◆ **TASK PROMPT**
Pick out and copy every line below that has the word "JSON".
** Begin MATERIAL FOR THIS EXERCISE **
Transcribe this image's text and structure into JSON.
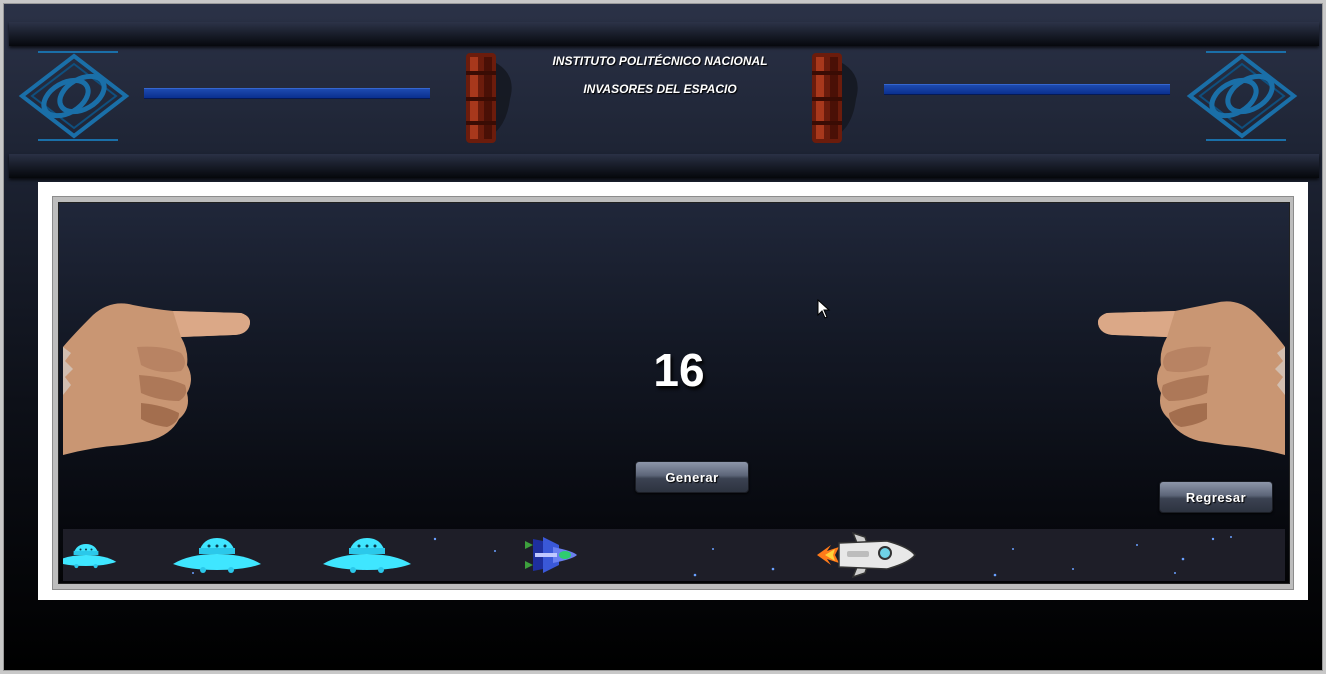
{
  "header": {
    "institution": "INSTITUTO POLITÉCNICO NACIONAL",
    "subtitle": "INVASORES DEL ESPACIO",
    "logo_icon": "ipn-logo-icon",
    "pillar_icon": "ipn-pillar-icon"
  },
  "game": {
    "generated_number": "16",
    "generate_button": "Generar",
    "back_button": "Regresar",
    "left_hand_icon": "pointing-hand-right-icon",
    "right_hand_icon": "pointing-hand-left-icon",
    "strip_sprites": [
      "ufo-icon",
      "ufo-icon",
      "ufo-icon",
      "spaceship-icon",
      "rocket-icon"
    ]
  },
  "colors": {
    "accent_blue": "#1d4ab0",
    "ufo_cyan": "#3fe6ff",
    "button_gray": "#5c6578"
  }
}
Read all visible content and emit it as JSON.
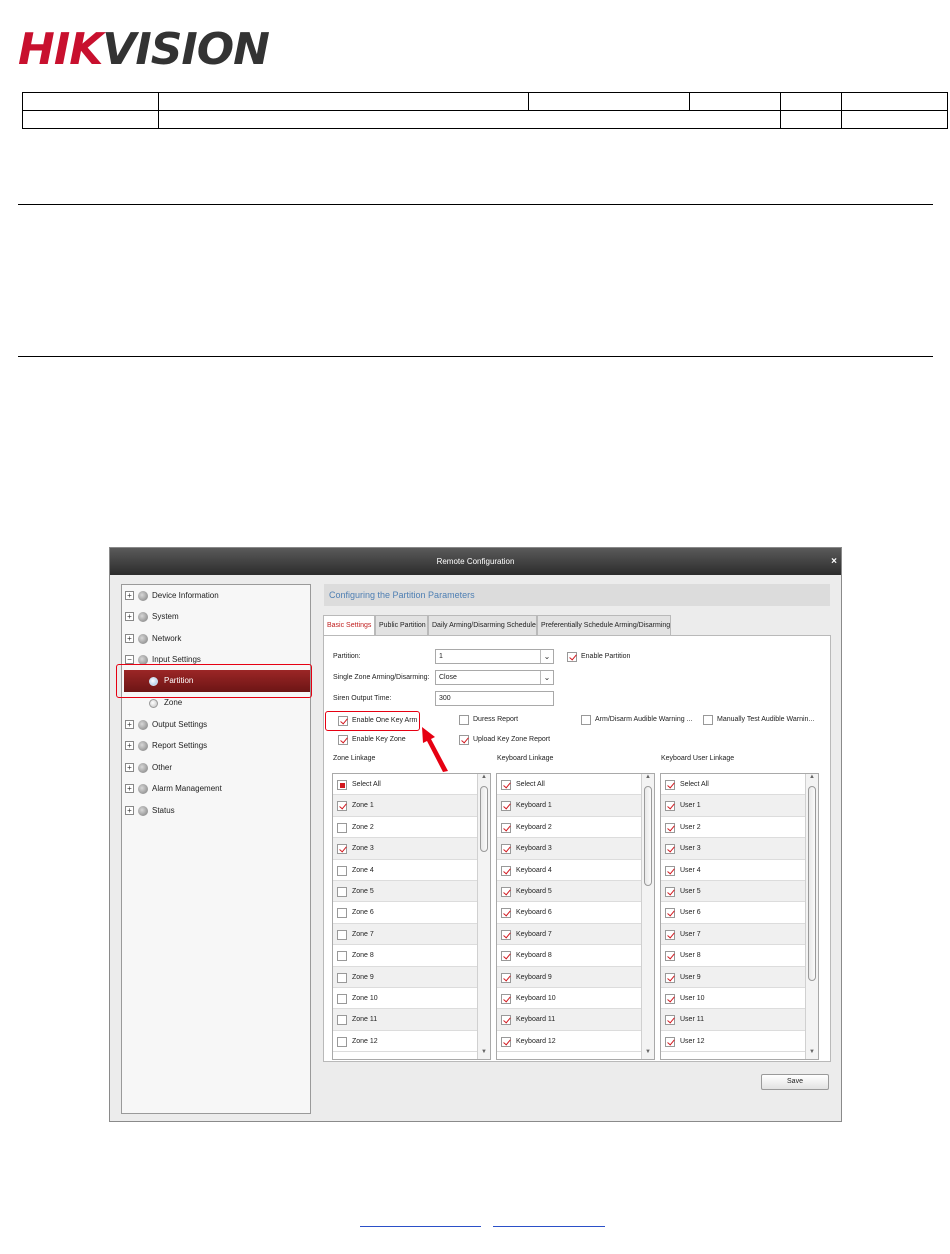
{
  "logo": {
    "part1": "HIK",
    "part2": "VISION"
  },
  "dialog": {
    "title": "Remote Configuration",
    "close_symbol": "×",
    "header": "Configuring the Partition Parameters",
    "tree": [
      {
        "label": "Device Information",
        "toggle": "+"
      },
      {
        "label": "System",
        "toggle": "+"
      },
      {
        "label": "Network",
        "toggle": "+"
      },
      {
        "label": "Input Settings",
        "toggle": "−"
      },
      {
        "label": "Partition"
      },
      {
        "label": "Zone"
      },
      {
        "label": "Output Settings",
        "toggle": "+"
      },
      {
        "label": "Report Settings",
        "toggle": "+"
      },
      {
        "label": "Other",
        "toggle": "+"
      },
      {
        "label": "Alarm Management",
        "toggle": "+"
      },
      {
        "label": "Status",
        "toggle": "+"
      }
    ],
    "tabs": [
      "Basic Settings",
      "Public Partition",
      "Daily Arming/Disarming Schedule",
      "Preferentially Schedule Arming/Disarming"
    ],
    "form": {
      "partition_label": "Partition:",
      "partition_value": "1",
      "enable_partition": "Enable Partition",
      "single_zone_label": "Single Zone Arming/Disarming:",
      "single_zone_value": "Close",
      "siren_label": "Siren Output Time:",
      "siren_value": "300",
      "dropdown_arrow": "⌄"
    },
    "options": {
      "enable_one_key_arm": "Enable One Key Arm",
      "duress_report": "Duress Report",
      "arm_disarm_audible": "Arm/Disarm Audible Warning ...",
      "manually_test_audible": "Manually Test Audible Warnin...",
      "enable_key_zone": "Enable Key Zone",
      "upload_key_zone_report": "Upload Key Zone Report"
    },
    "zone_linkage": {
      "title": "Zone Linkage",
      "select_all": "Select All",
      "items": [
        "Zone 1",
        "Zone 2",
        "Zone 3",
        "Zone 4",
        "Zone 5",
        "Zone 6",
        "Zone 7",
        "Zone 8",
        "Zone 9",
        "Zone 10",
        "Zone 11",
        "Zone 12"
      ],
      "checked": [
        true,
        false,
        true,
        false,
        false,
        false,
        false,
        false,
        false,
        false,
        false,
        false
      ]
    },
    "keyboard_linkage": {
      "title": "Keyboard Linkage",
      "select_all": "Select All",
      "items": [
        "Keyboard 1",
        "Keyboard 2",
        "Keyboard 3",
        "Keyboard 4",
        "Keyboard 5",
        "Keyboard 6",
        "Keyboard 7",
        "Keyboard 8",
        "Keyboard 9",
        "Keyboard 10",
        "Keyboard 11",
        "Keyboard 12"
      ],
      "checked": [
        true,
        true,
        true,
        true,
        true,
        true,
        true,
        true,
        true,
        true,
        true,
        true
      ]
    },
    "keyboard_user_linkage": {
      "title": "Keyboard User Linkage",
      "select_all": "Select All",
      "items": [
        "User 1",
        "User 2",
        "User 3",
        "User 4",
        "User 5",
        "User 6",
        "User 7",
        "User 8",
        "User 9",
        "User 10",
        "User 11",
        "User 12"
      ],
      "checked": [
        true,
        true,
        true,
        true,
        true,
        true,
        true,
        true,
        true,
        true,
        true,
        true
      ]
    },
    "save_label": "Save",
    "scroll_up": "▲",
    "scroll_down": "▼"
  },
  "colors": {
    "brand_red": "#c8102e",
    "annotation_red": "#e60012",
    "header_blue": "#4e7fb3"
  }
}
** End MATERIAL FOR THIS EXERCISE **
** Begin MATERIAL FOR THIS EXERCISE **
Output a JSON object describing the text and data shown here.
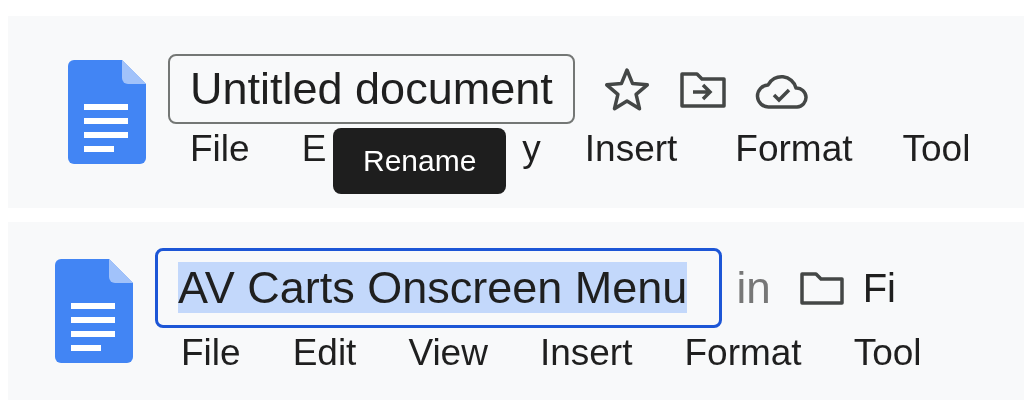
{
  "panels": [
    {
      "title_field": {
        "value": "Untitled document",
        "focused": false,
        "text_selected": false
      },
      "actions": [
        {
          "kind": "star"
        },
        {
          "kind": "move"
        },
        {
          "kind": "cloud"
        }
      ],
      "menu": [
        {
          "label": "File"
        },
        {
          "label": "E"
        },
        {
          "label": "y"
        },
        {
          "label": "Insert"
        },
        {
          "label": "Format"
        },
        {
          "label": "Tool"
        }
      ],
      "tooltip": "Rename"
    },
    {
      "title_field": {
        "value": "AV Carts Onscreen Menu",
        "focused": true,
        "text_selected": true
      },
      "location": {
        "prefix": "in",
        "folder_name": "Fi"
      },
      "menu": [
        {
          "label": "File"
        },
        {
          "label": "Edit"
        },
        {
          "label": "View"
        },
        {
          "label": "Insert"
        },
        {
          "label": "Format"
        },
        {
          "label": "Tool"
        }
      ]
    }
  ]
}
** End MATERIAL FOR THIS EXERCISE **
** Begin MATERIAL FOR THIS EXERCISE **
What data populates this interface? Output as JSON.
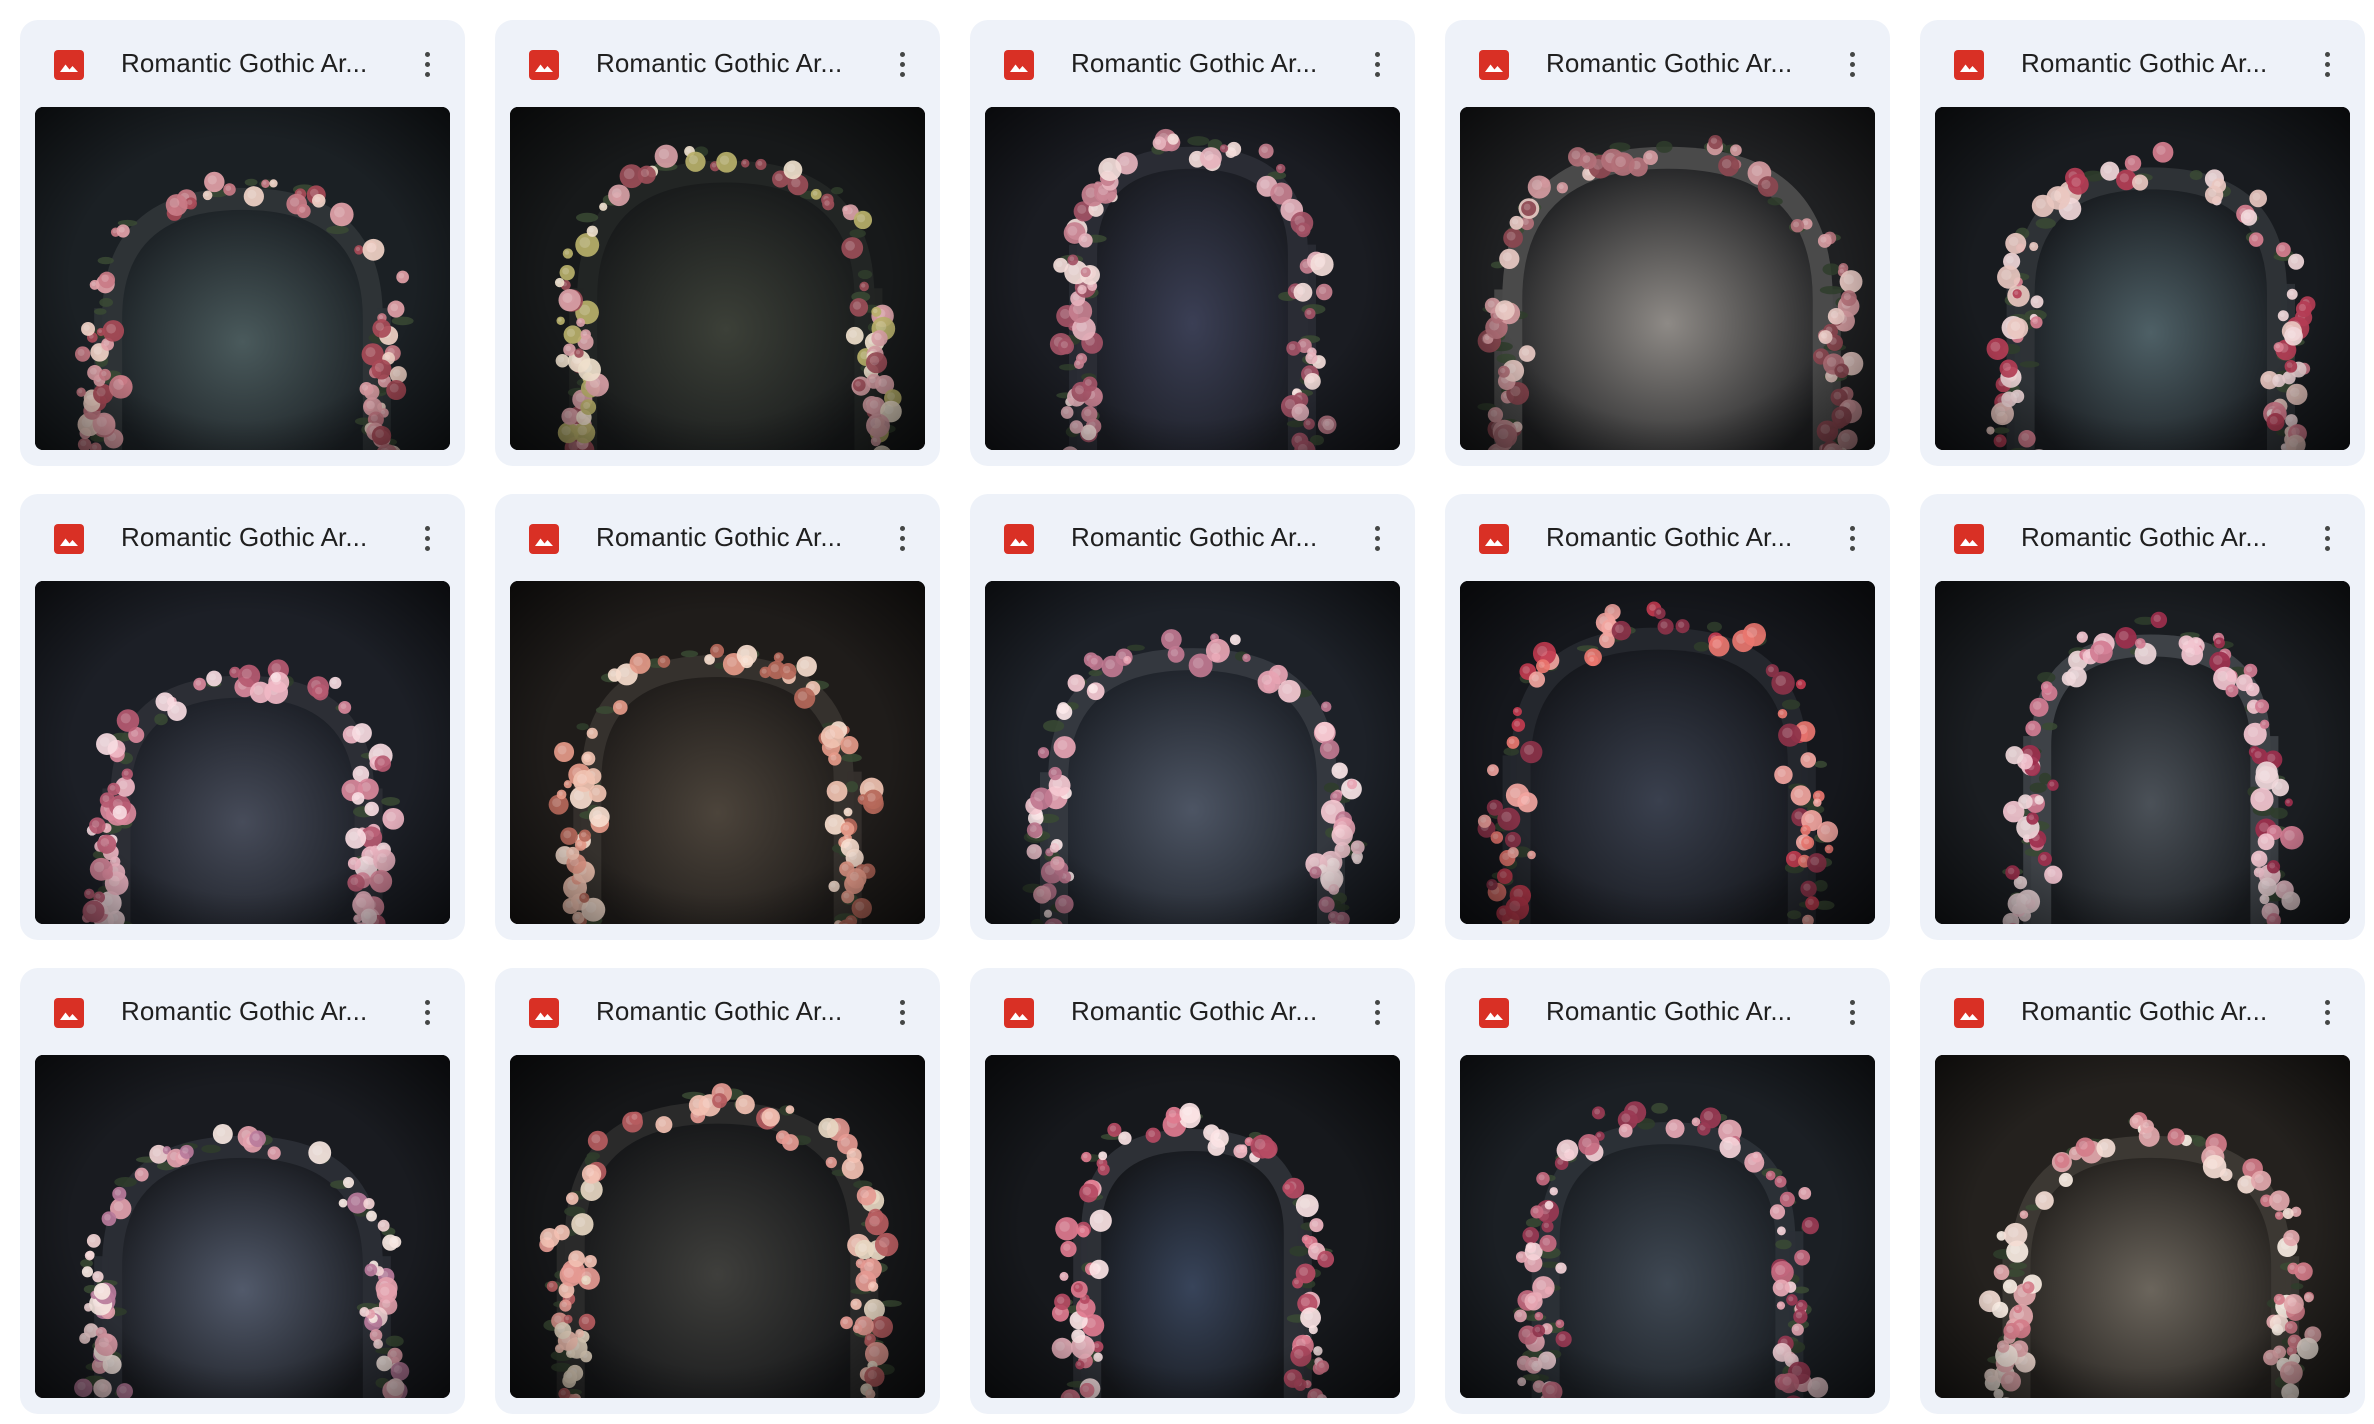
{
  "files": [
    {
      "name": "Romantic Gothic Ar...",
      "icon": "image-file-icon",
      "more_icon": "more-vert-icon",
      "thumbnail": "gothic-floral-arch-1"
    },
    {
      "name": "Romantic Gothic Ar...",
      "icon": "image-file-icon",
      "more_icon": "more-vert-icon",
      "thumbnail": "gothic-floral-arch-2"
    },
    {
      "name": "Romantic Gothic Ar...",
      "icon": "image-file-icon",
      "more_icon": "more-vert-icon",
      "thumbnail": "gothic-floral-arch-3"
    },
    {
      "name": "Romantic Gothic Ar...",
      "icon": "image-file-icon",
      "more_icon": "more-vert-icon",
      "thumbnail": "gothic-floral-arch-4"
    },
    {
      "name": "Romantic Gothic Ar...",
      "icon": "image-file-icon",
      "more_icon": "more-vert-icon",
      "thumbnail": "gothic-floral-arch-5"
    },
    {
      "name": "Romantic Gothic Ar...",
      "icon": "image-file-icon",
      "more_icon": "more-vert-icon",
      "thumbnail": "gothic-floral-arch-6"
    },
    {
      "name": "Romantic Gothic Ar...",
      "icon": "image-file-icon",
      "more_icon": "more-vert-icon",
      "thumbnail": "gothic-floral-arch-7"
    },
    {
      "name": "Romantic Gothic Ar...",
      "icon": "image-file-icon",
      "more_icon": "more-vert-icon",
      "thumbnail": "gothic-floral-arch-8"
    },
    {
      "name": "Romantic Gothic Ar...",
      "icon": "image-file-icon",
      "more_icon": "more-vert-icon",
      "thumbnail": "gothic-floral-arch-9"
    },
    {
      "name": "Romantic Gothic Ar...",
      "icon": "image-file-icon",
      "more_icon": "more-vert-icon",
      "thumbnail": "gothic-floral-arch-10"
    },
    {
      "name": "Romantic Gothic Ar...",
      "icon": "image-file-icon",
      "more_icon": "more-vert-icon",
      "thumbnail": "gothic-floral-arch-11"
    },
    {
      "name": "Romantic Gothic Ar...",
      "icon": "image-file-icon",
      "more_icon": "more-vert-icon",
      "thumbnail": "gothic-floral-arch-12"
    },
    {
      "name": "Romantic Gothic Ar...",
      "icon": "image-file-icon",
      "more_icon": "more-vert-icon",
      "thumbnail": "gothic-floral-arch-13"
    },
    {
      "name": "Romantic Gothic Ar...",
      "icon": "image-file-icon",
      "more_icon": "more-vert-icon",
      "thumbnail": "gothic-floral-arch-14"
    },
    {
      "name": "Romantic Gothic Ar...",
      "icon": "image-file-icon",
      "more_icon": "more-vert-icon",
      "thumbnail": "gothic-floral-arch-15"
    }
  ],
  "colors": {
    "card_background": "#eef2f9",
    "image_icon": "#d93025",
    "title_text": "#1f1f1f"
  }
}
** End MATERIAL FOR THIS EXERCISE **
◆ **SOLUTION BELOW**
Transcribe this image's text and structure into JSON.
Read all visible content and emit it as JSON.
Output a JSON object describing the text and data shown here.
What data populates this interface? Output as JSON.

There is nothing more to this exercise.